* [Task material]:
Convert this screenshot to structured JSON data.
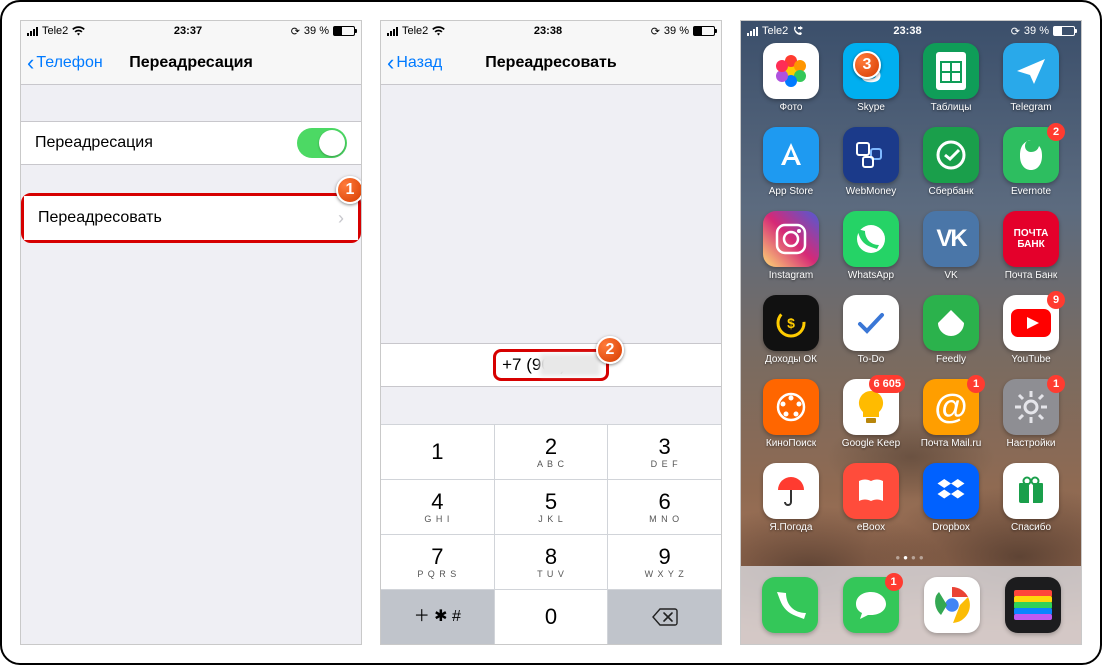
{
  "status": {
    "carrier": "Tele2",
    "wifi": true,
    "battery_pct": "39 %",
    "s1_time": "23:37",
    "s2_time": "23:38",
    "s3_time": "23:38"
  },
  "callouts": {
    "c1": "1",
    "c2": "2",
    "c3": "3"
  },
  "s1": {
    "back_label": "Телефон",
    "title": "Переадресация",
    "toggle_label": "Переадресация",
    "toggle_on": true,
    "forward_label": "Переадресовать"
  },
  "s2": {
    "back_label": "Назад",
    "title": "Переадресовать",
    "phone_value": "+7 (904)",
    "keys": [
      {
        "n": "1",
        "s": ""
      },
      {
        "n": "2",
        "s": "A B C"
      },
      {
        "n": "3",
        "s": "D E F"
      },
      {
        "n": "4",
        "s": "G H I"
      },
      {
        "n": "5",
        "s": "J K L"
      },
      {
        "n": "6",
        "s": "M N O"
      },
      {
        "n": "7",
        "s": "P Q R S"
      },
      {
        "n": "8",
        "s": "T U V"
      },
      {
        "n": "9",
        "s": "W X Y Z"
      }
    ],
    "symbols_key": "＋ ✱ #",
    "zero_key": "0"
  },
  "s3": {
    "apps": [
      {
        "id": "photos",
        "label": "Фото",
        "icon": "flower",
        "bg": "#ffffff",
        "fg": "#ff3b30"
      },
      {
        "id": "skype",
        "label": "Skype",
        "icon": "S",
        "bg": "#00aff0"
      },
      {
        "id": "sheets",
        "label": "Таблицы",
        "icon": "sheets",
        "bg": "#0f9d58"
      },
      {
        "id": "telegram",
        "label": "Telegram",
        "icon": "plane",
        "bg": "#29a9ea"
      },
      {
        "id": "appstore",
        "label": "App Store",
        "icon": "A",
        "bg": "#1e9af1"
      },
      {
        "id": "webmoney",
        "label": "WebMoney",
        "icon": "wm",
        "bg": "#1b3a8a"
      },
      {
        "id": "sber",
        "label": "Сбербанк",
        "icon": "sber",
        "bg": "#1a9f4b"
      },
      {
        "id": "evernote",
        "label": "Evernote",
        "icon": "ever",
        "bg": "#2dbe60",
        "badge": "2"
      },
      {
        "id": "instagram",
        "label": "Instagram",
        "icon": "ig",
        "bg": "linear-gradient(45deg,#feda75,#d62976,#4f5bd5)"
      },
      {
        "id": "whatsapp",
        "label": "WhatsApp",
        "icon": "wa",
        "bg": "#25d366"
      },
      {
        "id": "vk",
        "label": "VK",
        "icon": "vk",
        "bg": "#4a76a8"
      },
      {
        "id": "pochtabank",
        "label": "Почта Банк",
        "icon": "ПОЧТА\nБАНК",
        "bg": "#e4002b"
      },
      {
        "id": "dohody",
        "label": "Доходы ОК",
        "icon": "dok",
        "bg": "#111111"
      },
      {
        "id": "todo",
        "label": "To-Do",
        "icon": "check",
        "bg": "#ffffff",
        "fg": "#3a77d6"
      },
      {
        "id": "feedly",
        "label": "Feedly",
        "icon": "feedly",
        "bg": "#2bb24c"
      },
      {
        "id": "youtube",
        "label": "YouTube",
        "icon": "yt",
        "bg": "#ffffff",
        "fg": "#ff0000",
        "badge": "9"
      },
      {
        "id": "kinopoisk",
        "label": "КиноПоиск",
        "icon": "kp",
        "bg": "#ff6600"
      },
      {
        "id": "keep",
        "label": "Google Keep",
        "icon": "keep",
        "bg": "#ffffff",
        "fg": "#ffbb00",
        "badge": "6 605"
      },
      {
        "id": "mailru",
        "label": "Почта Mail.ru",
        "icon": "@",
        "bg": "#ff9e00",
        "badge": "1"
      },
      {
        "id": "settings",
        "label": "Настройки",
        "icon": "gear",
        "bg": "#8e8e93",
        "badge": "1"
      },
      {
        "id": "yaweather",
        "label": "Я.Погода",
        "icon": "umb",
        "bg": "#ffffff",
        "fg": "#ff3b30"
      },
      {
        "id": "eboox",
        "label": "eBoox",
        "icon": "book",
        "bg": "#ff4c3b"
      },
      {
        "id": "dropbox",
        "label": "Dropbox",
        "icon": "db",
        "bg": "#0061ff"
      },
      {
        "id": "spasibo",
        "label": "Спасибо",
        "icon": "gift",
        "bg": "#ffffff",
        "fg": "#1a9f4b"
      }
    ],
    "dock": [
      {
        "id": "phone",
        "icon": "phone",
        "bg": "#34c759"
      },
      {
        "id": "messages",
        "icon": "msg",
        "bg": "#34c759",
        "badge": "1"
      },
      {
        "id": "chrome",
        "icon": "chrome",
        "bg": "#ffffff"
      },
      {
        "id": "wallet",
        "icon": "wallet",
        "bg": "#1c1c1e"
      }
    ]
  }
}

...

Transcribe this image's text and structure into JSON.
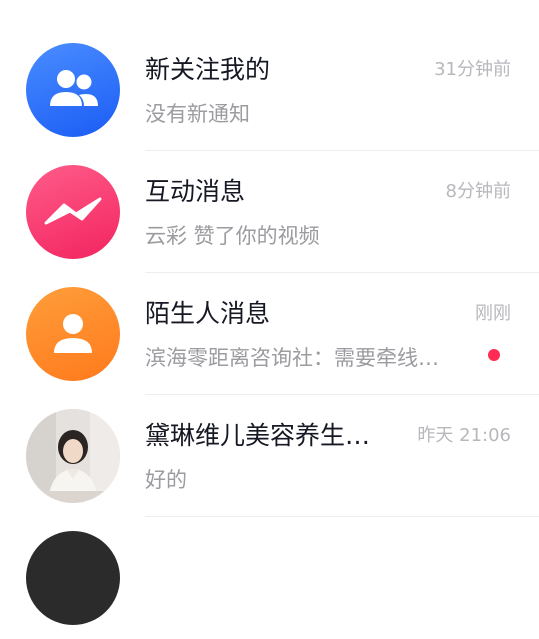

* * *

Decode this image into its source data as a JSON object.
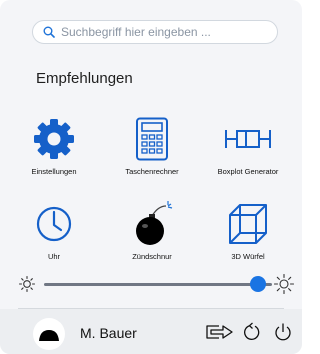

* [Job]:
Pick out all the lines with the word "image" in them and copy them.

* [Response below]:
Transcribe this image's text and structure into JSON.
Decode this image into its source data as a JSON object.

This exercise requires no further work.